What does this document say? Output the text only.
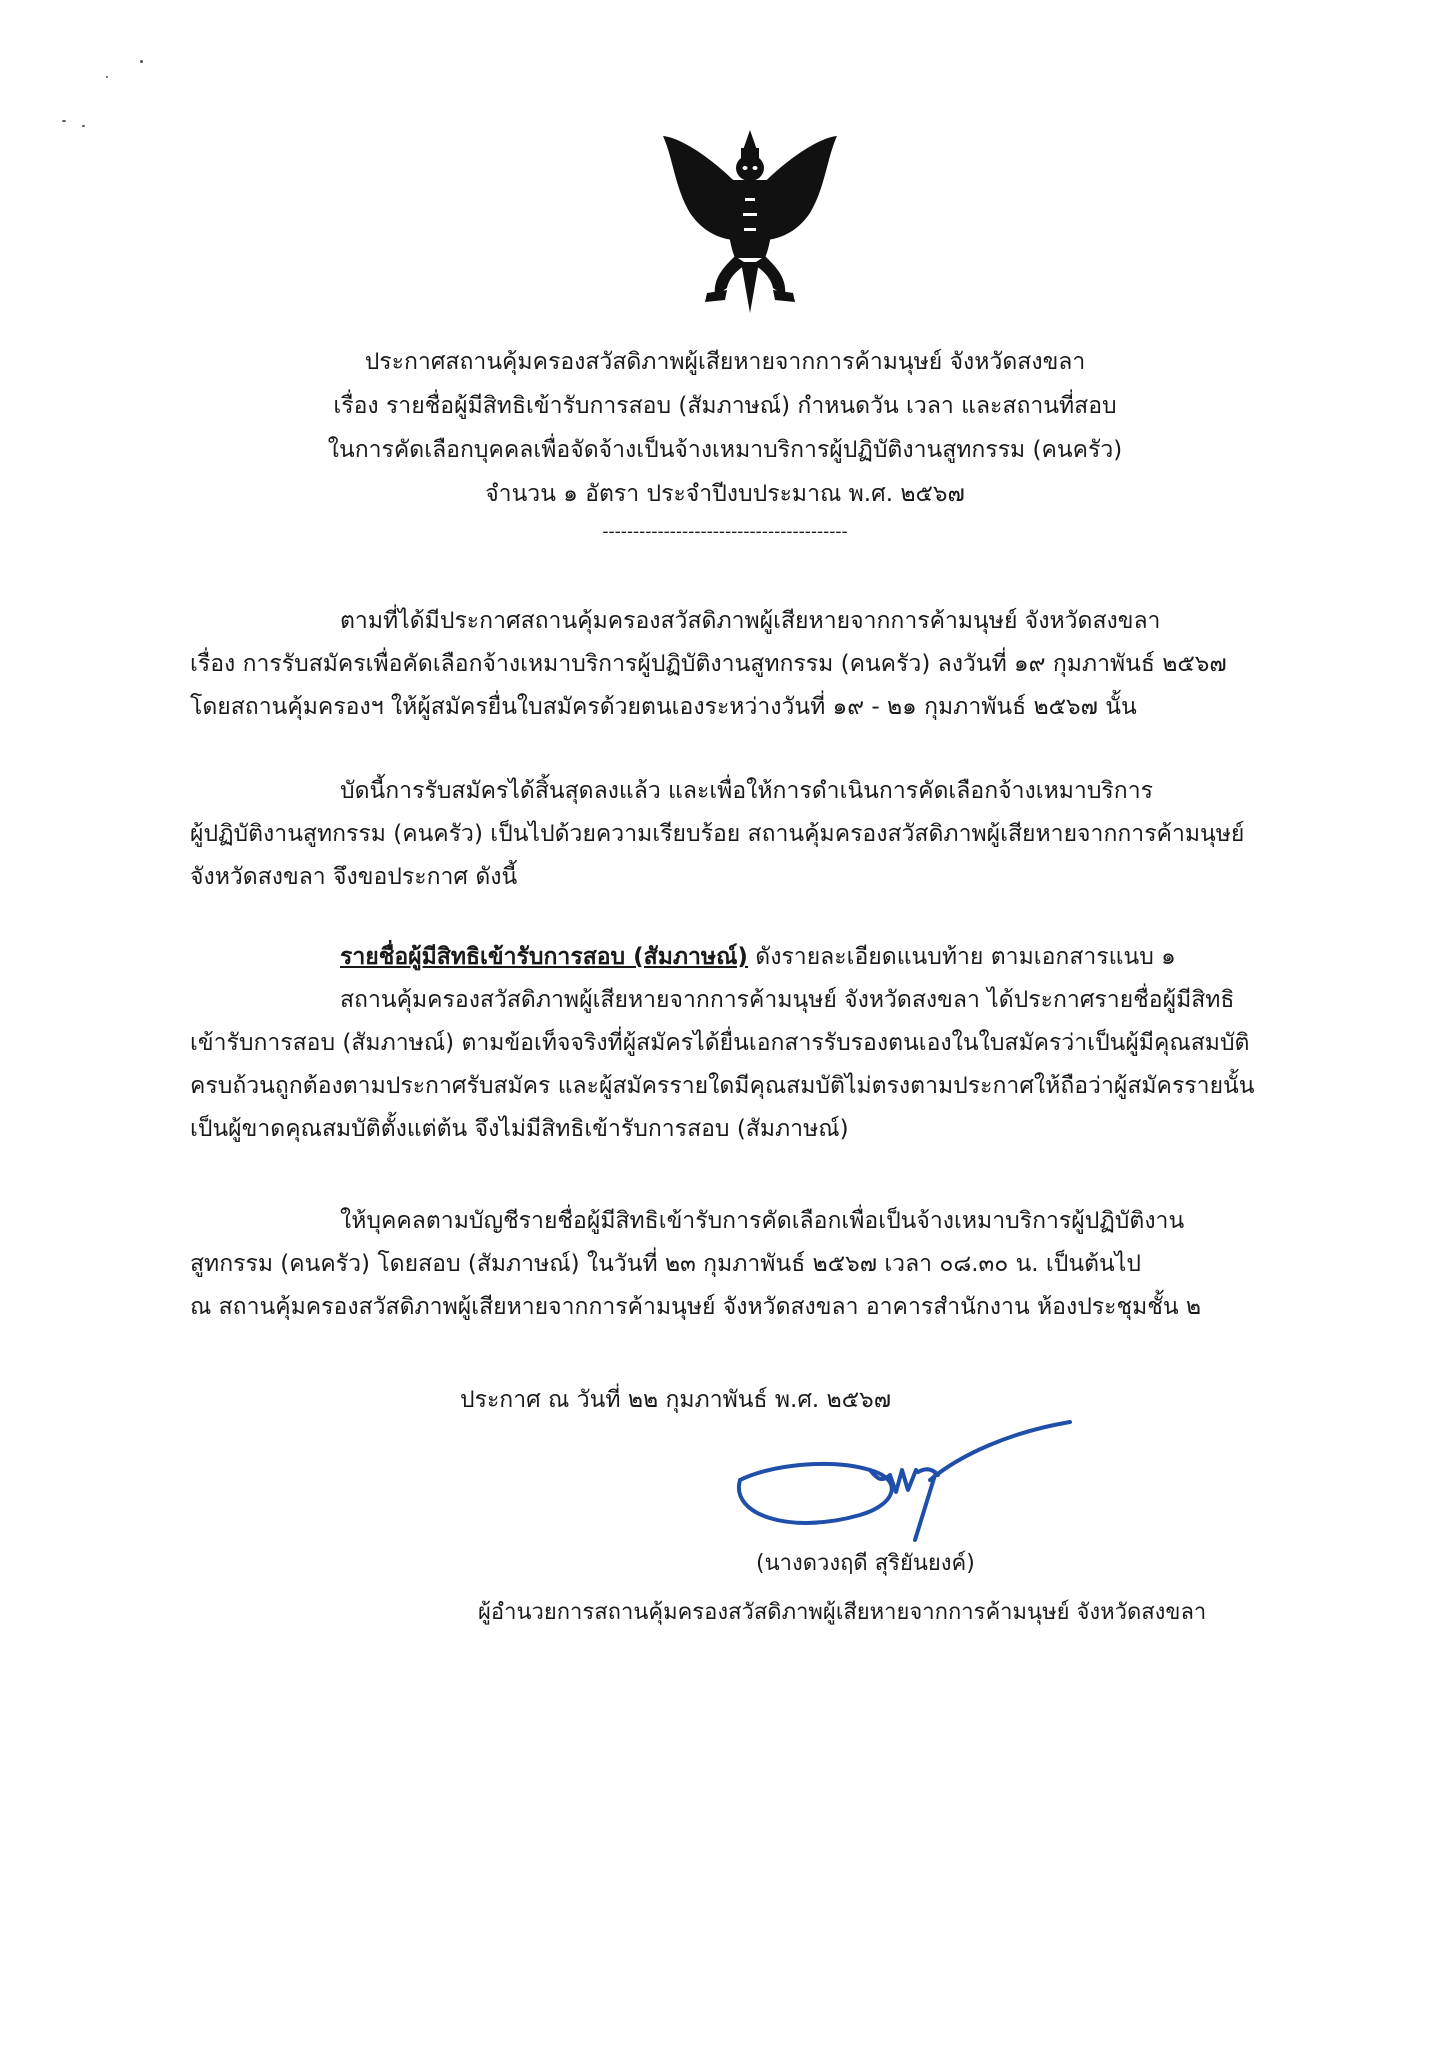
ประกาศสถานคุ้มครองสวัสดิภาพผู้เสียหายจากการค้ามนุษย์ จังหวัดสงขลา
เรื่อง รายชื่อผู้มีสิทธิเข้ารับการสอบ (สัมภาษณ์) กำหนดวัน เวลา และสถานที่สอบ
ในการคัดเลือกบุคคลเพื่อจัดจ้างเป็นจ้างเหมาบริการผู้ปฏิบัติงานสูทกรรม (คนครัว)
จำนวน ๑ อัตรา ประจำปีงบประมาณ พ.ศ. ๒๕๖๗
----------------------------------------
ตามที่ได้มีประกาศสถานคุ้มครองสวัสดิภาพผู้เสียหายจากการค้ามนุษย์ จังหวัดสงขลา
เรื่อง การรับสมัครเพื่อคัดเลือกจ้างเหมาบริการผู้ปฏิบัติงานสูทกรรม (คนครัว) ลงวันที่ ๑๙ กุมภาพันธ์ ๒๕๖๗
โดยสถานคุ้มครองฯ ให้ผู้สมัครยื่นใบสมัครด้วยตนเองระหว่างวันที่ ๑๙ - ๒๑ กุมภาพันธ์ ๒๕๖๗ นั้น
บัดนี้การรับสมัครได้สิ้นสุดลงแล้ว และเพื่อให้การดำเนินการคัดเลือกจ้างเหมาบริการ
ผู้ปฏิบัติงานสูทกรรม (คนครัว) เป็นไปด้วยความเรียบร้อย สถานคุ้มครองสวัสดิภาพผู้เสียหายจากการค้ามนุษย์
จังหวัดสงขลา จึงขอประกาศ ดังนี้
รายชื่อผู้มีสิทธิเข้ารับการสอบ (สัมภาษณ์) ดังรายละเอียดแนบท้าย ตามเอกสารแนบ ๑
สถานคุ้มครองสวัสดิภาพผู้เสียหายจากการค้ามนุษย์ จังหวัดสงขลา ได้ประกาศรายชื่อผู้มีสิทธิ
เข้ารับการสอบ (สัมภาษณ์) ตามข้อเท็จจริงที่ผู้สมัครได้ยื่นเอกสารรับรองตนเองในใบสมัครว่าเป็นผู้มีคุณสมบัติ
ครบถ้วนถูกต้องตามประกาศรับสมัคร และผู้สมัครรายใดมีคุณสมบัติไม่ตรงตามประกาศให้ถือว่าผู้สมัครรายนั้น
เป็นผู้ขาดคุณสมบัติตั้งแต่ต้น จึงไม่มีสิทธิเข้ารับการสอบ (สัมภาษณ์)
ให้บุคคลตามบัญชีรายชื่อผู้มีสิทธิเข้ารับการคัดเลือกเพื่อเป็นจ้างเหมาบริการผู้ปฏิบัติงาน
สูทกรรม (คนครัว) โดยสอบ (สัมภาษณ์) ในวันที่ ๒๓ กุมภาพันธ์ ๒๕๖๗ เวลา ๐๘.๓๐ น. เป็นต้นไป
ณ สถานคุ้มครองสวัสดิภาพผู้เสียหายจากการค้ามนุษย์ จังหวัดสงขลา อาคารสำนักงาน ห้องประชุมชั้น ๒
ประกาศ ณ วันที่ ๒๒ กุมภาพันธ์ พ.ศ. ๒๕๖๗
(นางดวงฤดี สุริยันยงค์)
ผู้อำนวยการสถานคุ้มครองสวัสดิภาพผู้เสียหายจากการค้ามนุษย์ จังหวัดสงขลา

□ □ □

* _EXERCISE DESCRIPTION_: Reproduce each line exactly, please, except for any pictures.

* _EXPECTED OUTPUT_:
What does this document say? Output the text only.
ประกาศสถานคุ้มครองสวัสดิภาพผู้เสียหายจากการค้ามนุษย์ จังหวัดสงขลา
เรื่อง รายชื่อผู้มีสิทธิเข้ารับการสอบ (สัมภาษณ์) กำหนดวัน เวลา และสถานที่สอบ
ในการคัดเลือกบุคคลเพื่อจัดจ้างเป็นจ้างเหมาบริการผู้ปฏิบัติงานสูทกรรม (คนครัว)
จำนวน ๑ อัตรา ประจำปีงบประมาณ พ.ศ. ๒๕๖๗
----------------------------------------
ตามที่ได้มีประกาศสถานคุ้มครองสวัสดิภาพผู้เสียหายจากการค้ามนุษย์ จังหวัดสงขลา
เรื่อง การรับสมัครเพื่อคัดเลือกจ้างเหมาบริการผู้ปฏิบัติงานสูทกรรม (คนครัว) ลงวันที่ ๑๙ กุมภาพันธ์ ๒๕๖๗
โดยสถานคุ้มครองฯ ให้ผู้สมัครยื่นใบสมัครด้วยตนเองระหว่างวันที่ ๑๙ - ๒๑ กุมภาพันธ์ ๒๕๖๗ นั้น
บัดนี้การรับสมัครได้สิ้นสุดลงแล้ว และเพื่อให้การดำเนินการคัดเลือกจ้างเหมาบริการ
ผู้ปฏิบัติงานสูทกรรม (คนครัว) เป็นไปด้วยความเรียบร้อย สถานคุ้มครองสวัสดิภาพผู้เสียหายจากการค้ามนุษย์
จังหวัดสงขลา จึงขอประกาศ ดังนี้
รายชื่อผู้มีสิทธิเข้ารับการสอบ (สัมภาษณ์) ดังรายละเอียดแนบท้าย ตามเอกสารแนบ ๑
สถานคุ้มครองสวัสดิภาพผู้เสียหายจากการค้ามนุษย์ จังหวัดสงขลา ได้ประกาศรายชื่อผู้มีสิทธิ
เข้ารับการสอบ (สัมภาษณ์) ตามข้อเท็จจริงที่ผู้สมัครได้ยื่นเอกสารรับรองตนเองในใบสมัครว่าเป็นผู้มีคุณสมบัติ
ครบถ้วนถูกต้องตามประกาศรับสมัคร และผู้สมัครรายใดมีคุณสมบัติไม่ตรงตามประกาศให้ถือว่าผู้สมัครรายนั้น
เป็นผู้ขาดคุณสมบัติตั้งแต่ต้น จึงไม่มีสิทธิเข้ารับการสอบ (สัมภาษณ์)
ให้บุคคลตามบัญชีรายชื่อผู้มีสิทธิเข้ารับการคัดเลือกเพื่อเป็นจ้างเหมาบริการผู้ปฏิบัติงาน
สูทกรรม (คนครัว) โดยสอบ (สัมภาษณ์) ในวันที่ ๒๓ กุมภาพันธ์ ๒๕๖๗ เวลา ๐๘.๓๐ น. เป็นต้นไป
ณ สถานคุ้มครองสวัสดิภาพผู้เสียหายจากการค้ามนุษย์ จังหวัดสงขลา อาคารสำนักงาน ห้องประชุมชั้น ๒
ประกาศ ณ วันที่ ๒๒ กุมภาพันธ์ พ.ศ. ๒๕๖๗
(นางดวงฤดี สุริยันยงค์)
ผู้อำนวยการสถานคุ้มครองสวัสดิภาพผู้เสียหายจากการค้ามนุษย์ จังหวัดสงขลา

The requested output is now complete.